====== Records to process
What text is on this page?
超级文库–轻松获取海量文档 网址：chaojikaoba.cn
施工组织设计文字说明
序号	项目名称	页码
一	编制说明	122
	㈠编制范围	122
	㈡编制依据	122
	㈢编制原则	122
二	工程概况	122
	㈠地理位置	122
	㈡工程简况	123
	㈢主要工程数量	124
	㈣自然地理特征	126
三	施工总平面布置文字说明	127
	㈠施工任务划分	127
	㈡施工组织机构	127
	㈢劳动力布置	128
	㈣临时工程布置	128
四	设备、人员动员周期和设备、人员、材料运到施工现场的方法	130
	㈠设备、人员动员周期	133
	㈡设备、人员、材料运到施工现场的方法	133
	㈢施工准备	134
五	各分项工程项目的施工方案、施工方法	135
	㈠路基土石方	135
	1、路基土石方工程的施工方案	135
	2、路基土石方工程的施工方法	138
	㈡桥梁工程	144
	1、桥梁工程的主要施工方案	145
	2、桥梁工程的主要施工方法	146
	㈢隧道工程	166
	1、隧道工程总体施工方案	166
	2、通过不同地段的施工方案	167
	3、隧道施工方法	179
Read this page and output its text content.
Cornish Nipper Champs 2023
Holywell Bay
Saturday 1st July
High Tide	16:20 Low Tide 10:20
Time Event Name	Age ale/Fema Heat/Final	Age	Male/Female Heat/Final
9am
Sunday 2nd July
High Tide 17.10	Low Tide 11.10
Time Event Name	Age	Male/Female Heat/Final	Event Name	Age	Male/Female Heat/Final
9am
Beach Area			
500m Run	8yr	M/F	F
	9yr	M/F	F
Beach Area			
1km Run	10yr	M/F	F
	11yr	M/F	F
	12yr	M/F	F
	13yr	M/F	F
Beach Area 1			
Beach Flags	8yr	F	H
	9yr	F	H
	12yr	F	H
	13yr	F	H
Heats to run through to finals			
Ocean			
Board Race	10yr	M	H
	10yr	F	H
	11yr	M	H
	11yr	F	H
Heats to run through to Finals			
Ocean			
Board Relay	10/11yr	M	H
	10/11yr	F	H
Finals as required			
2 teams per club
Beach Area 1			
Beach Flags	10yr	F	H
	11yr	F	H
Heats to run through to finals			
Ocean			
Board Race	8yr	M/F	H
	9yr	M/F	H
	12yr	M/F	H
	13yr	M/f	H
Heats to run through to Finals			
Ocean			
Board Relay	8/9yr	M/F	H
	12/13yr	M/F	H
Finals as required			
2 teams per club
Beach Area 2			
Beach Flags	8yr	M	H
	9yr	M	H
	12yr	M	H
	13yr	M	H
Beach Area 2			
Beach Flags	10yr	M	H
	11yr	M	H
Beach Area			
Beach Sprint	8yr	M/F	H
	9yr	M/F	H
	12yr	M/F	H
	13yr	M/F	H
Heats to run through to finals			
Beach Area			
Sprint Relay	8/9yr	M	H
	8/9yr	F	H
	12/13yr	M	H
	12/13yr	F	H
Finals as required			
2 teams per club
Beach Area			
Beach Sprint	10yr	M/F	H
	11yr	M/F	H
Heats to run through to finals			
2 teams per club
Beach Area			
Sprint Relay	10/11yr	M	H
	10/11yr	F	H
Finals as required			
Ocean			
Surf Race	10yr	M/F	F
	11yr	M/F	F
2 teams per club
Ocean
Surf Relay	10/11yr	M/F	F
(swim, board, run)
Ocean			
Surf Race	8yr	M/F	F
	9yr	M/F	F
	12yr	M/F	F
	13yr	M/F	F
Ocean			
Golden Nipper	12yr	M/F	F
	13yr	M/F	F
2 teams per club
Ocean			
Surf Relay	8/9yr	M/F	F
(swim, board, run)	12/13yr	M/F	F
============
→ What the task requires
Set down the listing in full, keeping every word exactly as it is.

→ Solution to the problem
What text is on this page?
超级文库–轻松获取海量文档 网址：chaojikaoba.cn
施工组织设计文字说明
序号	项目名称	页码
一	编制说明	122
	㈠编制范围	122
	㈡编制依据	122
	㈢编制原则	122
二	工程概况	122
	㈠地理位置	122
	㈡工程简况	123
	㈢主要工程数量	124
	㈣自然地理特征	126
三	施工总平面布置文字说明	127
	㈠施工任务划分	127
	㈡施工组织机构	127
	㈢劳动力布置	128
	㈣临时工程布置	128
四	设备、人员动员周期和设备、人员、材料运到施工现场的方法	130
	㈠设备、人员动员周期	133
	㈡设备、人员、材料运到施工现场的方法	133
	㈢施工准备	134
五	各分项工程项目的施工方案、施工方法	135
	㈠路基土石方	135
	1、路基土石方工程的施工方案	135
	2、路基土石方工程的施工方法	138
	㈡桥梁工程	144
	1、桥梁工程的主要施工方案	145
	2、桥梁工程的主要施工方法	146
	㈢隧道工程	166
	1、隧道工程总体施工方案	166
	2、通过不同地段的施工方案	167
	3、隧道施工方法	179
Read this page and output its text content.
Cornish Nipper Champs 2023
Holywell Bay
Saturday 1st July
High Tide	16:20 Low Tide 10:20
Time Event Name	Age ale/Fema Heat/Final	Age	Male/Female Heat/Final
9am
Sunday 2nd July
High Tide 17.10	Low Tide 11.10
Time Event Name	Age	Male/Female Heat/Final	Event Name	Age	Male/Female Heat/Final
9am
Beach Area			
500m Run	8yr	M/F	F
	9yr	M/F	F
Beach Area			
1km Run	10yr	M/F	F
	11yr	M/F	F
	12yr	M/F	F
	13yr	M/F	F
Beach Area 1			
Beach Flags	8yr	F	H
	9yr	F	H
	12yr	F	H
	13yr	F	H
Heats to run through to finals			
Ocean			
Board Race	10yr	M	H
	10yr	F	H
	11yr	M	H
	11yr	F	H
Heats to run through to Finals			
Ocean			
Board Relay	10/11yr	M	H
	10/11yr	F	H
Finals as required			
2 teams per club
Beach Area 1			
Beach Flags	10yr	F	H
	11yr	F	H
Heats to run through to finals			
Ocean			
Board Race	8yr	M/F	H
	9yr	M/F	H
	12yr	M/F	H
	13yr	M/f	H
Heats to run through to Finals			
Ocean			
Board Relay	8/9yr	M/F	H
	12/13yr	M/F	H
Finals as required			
2 teams per club
Beach Area 2			
Beach Flags	8yr	M	H
	9yr	M	H
	12yr	M	H
	13yr	M	H
Beach Area 2			
Beach Flags	10yr	M	H
	11yr	M	H
Beach Area			
Beach Sprint	8yr	M/F	H
	9yr	M/F	H
	12yr	M/F	H
	13yr	M/F	H
Heats to run through to finals			
Beach Area			
Sprint Relay	8/9yr	M	H
	8/9yr	F	H
	12/13yr	M	H
	12/13yr	F	H
Finals as required			
2 teams per club
Beach Area			
Beach Sprint	10yr	M/F	H
	11yr	M/F	H
Heats to run through to finals			
2 teams per club
Beach Area			
Sprint Relay	10/11yr	M	H
	10/11yr	F	H
Finals as required			
Ocean			
Surf Race	10yr	M/F	F
	11yr	M/F	F
2 teams per club
Ocean
Surf Relay	10/11yr	M/F	F
(swim, board, run)
Ocean			
Surf Race	8yr	M/F	F
	9yr	M/F	F
	12yr	M/F	F
	13yr	M/F	F
Ocean			
Golden Nipper	12yr	M/F	F
	13yr	M/F	F
2 teams per club
Ocean			
Surf Relay	8/9yr	M/F	F
(swim, board, run)	12/13yr	M/F	F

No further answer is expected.